» **Work to complete**:
The records that follow are to be repeated exactly, with the pictures removed.

» **Data extracted from a collection**:

· · · · ·

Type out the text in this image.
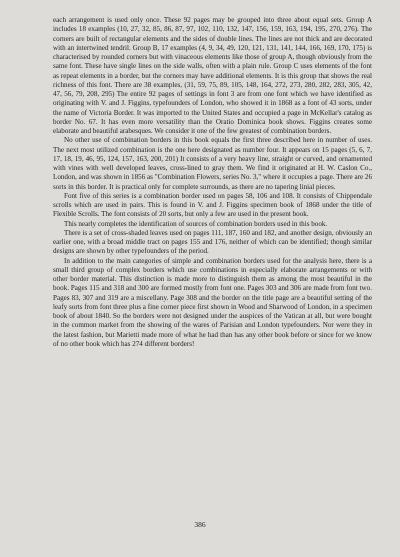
each arrangement is used only once. These 92 pages may be grouped into three about equal sets. Group A includes 18 examples (10, 27, 32, 85, 86, 87, 97, 102, 110, 132, 147, 156, 159, 163, 194, 195, 270, 276). The corners are built of rectangular elements and the sides of double lines. The lines are not thick and are decorated with an intertwined tendril. Group B, 17 examples (4, 9, 34, 49, 120, 121, 131, 141, 144, 166, 169, 170, 175) is characterised by rounded corners but with vinaceous elements like those of group A, though obviously from the same font. These have single lines on the side walls, often with a plain rule. Group C uses elements of the font as repeat elements in a border, but the corners may have additional elements. It is this group that shows the real richness of this font. There are 38 examples, (31, 59, 75, 89, 105, 148, 164, 272, 273, 280, 282, 283, 305, 42, 47, 56, 79, 208, 295) The entire 92 pages of settings in font 3 are from one font which we have identified as originating with V. and J. Figgins, typefounders of London, who showed it in 1868 as a font of 43 sorts, under the name of Victoria Border. It was imported to the United States and occupied a page in McKellar's catalog as border No. 67. It has even more versatility than the Oratio Dominica book shows. Figgins creates some elaborate and beautiful arabesques. We consider it one of the few greatest of combination borders.

No other use of combination borders in this book equals the first three described here in number of uses. The next most utilized combination is the one here designated as number four. It appears on 15 pages (5, 6, 7, 17, 18, 19, 46, 95, 124, 157, 163, 200, 201) It consists of a very heavy line, straight or curved, and ornamented with vines with well developed leaves, cross-lined to gray them. We find it originated at H. W. Caslon Co., London, and was shown in 1856 as "Combination Flowers, series No. 3," where it occupies a page. There are 26 sorts in this border. It is practical only for complete surrounds, as there are no tapering linial pieces.

Font five of this series is a combination border used on pages 58, 106 and 108. It consists of Chippendale scrolls which are used in pairs. This is found in V. and J. Figgins specimen book of 1868 under the title of Flexible Scrolls. The font consists of 20 sorts, but only a few are used in the present book.

This nearly completes the identification of sources of combination borders used in this book.

There is a set of cross-shaded leaves used on pages 111, 187, 160 and 182, and another design, obviously an earlier one, with a broad middle tract on pages 155 and 176, neither of which can be identified; though similar designs are shown by other typefounders of the period.

In addition to the main categories of simple and combination borders used for the analysis here, there is a small third group of complex borders which use combinations in especially elaborate arrangements or with other border material. This distinction is made more to distinguish them as among the most beautiful in the book. Pages 115 and 318 and 300 are formed mostly from font one. Pages 303 and 306 are made from font two. Pages 83, 307 and 319 are a miscellany. Page 308 and the border on the title page are a beautiful setting of the leafy sorts from font three plus a fine corner piece first shown in Wood and Sharwood of London, in a specimen book of about 1840. So the borders were not designed under the auspices of the Vatican at all, but were bought in the common market from the showing of the wares of Parisian and London typefounders. Nor were they in the latest fashion, but Marietti made more of what he had than has any other book before or since for we know of no other book which has 274 different borders!

386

· · · · ·

» **Response**:
Type out the text in this image.
each arrangement is used only once. These 92 pages may be grouped into three about equal sets. Group A includes 18 examples (10, 27, 32, 85, 86, 87, 97, 102, 110, 132, 147, 156, 159, 163, 194, 195, 270, 276). The corners are built of rectangular elements and the sides of double lines. The lines are not thick and are decorated with an intertwined tendril. Group B, 17 examples (4, 9, 34, 49, 120, 121, 131, 141, 144, 166, 169, 170, 175) is characterised by rounded corners but with vinaceous elements like those of group A, though obviously from the same font. These have single lines on the side walls, often with a plain rule. Group C uses elements of the font as repeat elements in a border, but the corners may have additional elements. It is this group that shows the real richness of this font. There are 38 examples, (31, 59, 75, 89, 105, 148, 164, 272, 273, 280, 282, 283, 305, 42, 47, 56, 79, 208, 295) The entire 92 pages of settings in font 3 are from one font which we have identified as originating with V. and J. Figgins, typefounders of London, who showed it in 1868 as a font of 43 sorts, under the name of Victoria Border. It was imported to the United States and occupied a page in McKellar's catalog as border No. 67. It has even more versatility than the Oratio Dominica book shows. Figgins creates some elaborate and beautiful arabesques. We consider it one of the few greatest of combination borders.

No other use of combination borders in this book equals the first three described here in number of uses. The next most utilized combination is the one here designated as number four. It appears on 15 pages (5, 6, 7, 17, 18, 19, 46, 95, 124, 157, 163, 200, 201) It consists of a very heavy line, straight or curved, and ornamented with vines with well developed leaves, cross-lined to gray them. We find it originated at H. W. Caslon Co., London, and was shown in 1856 as "Combination Flowers, series No. 3," where it occupies a page. There are 26 sorts in this border. It is practical only for complete surrounds, as there are no tapering linial pieces.

Font five of this series is a combination border used on pages 58, 106 and 108. It consists of Chippendale scrolls which are used in pairs. This is found in V. and J. Figgins specimen book of 1868 under the title of Flexible Scrolls. The font consists of 20 sorts, but only a few are used in the present book.

This nearly completes the identification of sources of combination borders used in this book.

There is a set of cross-shaded leaves used on pages 111, 187, 160 and 182, and another design, obviously an earlier one, with a broad middle tract on pages 155 and 176, neither of which can be identified; though similar designs are shown by other typefounders of the period.

In addition to the main categories of simple and combination borders used for the analysis here, there is a small third group of complex borders which use combinations in especially elaborate arrangements or with other border material. This distinction is made more to distinguish them as among the most beautiful in the book. Pages 115 and 318 and 300 are formed mostly from font one. Pages 303 and 306 are made from font two. Pages 83, 307 and 319 are a miscellany. Page 308 and the border on the title page are a beautiful setting of the leafy sorts from font three plus a fine corner piece first shown in Wood and Sharwood of London, in a specimen book of about 1840. So the borders were not designed under the auspices of the Vatican at all, but were bought in the common market from the showing of the wares of Parisian and London typefounders. Nor were they in the latest fashion, but Marietti made more of what he had than has any other book before or since for we know of no other book which has 274 different borders!

386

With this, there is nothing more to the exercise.